Problem –
Each entry in the listing below should be restated word for word.

Given records start

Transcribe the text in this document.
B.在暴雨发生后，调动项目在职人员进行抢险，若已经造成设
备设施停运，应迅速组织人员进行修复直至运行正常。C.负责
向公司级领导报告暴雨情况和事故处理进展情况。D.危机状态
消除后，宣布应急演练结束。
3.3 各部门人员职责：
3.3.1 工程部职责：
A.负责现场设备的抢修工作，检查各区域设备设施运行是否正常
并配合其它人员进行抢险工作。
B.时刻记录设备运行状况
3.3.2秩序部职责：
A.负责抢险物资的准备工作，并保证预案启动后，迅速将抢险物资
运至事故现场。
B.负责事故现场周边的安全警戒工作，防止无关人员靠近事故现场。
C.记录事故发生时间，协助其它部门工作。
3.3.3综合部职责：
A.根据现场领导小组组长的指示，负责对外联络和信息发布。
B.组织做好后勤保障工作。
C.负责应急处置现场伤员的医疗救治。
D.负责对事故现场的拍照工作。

Given records end

The response –
Transcribe the text in this document.
B.在暴雨发生后，调动项目在职人员进行抢险，若已经造成设
备设施停运，应迅速组织人员进行修复直至运行正常。C.负责
向公司级领导报告暴雨情况和事故处理进展情况。D.危机状态
消除后，宣布应急演练结束。
3.3 各部门人员职责：
3.3.1 工程部职责：
A.负责现场设备的抢修工作，检查各区域设备设施运行是否正常
并配合其它人员进行抢险工作。
B.时刻记录设备运行状况
3.3.2秩序部职责：
A.负责抢险物资的准备工作，并保证预案启动后，迅速将抢险物资
运至事故现场。
B.负责事故现场周边的安全警戒工作，防止无关人员靠近事故现场。
C.记录事故发生时间，协助其它部门工作。
3.3.3综合部职责：
A.根据现场领导小组组长的指示，负责对外联络和信息发布。
B.组织做好后勤保障工作。
C.负责应急处置现场伤员的医疗救治。
D.负责对事故现场的拍照工作。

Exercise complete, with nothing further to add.